- [The request]:
Copy the material word for word, from the line containing "List each element" down to the line containing "band-logo: 嘔吐処女団 OUTO", both of those lines included. Omit the pictures from your copy.
BEGIN Records to process
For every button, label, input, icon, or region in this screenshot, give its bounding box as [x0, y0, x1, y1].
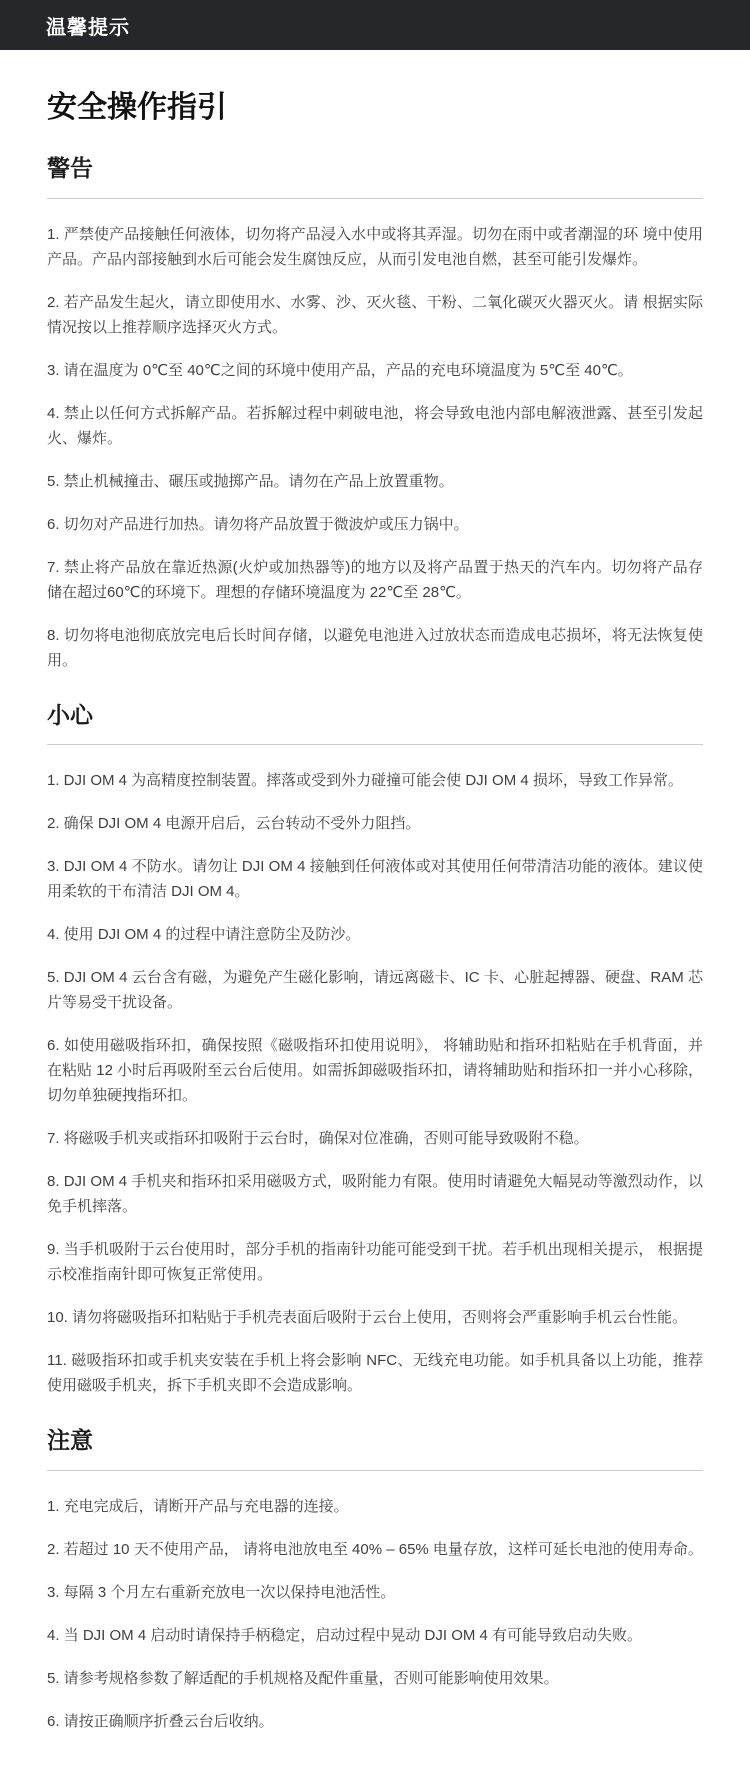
END Records to process
BEGIN Records to process
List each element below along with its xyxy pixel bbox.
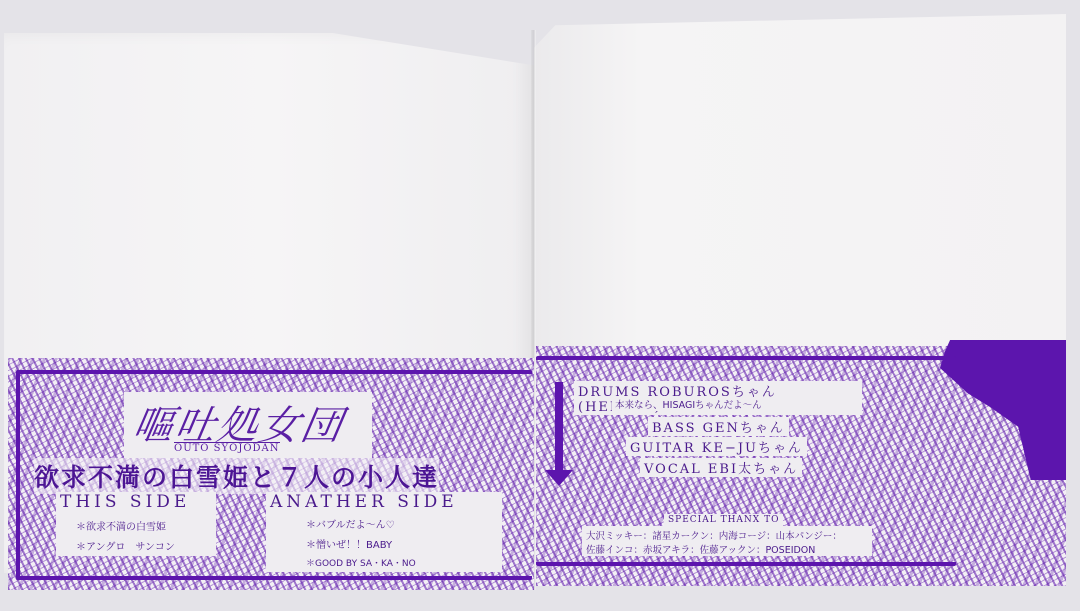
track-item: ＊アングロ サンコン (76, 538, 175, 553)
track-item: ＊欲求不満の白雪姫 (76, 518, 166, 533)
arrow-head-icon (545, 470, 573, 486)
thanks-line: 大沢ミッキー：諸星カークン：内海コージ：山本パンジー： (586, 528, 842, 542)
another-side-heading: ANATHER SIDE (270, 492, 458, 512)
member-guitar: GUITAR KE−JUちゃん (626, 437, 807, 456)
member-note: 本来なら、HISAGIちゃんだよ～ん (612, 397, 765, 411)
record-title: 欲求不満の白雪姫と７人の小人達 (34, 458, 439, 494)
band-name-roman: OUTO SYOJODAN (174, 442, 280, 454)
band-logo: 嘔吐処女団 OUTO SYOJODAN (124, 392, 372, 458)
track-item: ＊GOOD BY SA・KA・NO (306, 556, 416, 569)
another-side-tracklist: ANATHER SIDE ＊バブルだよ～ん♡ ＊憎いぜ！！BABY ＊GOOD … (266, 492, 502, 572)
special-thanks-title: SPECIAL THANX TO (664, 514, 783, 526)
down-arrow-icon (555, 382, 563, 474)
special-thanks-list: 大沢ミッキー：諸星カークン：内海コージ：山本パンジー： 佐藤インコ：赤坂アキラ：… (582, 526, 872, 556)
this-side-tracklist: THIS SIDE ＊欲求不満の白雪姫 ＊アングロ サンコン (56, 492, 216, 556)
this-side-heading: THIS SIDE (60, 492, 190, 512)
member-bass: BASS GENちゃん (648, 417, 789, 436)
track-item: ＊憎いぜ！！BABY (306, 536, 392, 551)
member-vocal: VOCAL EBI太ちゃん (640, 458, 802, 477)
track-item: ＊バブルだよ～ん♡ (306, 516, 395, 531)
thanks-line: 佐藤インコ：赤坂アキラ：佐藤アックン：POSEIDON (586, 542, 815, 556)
END Records to process
- [Written response]:
List each element below along with its xyxy pixel bbox.
track-item: ＊アングロ サンコン (76, 538, 175, 553)
track-item: ＊欲求不満の白雪姫 (76, 518, 166, 533)
arrow-head-icon (545, 470, 573, 486)
thanks-line: 大沢ミッキー：諸星カークン：内海コージ：山本パンジー： (586, 528, 842, 542)
another-side-heading: ANATHER SIDE (270, 492, 458, 512)
member-guitar: GUITAR KE−JUちゃん (626, 437, 807, 456)
member-note: 本来なら、HISAGIちゃんだよ～ん (612, 397, 765, 411)
record-title: 欲求不満の白雪姫と７人の小人達 (34, 458, 439, 494)
band-name-roman: OUTO SYOJODAN (174, 442, 280, 454)
band-logo: 嘔吐処女団 OUTO SYOJODAN (124, 392, 372, 458)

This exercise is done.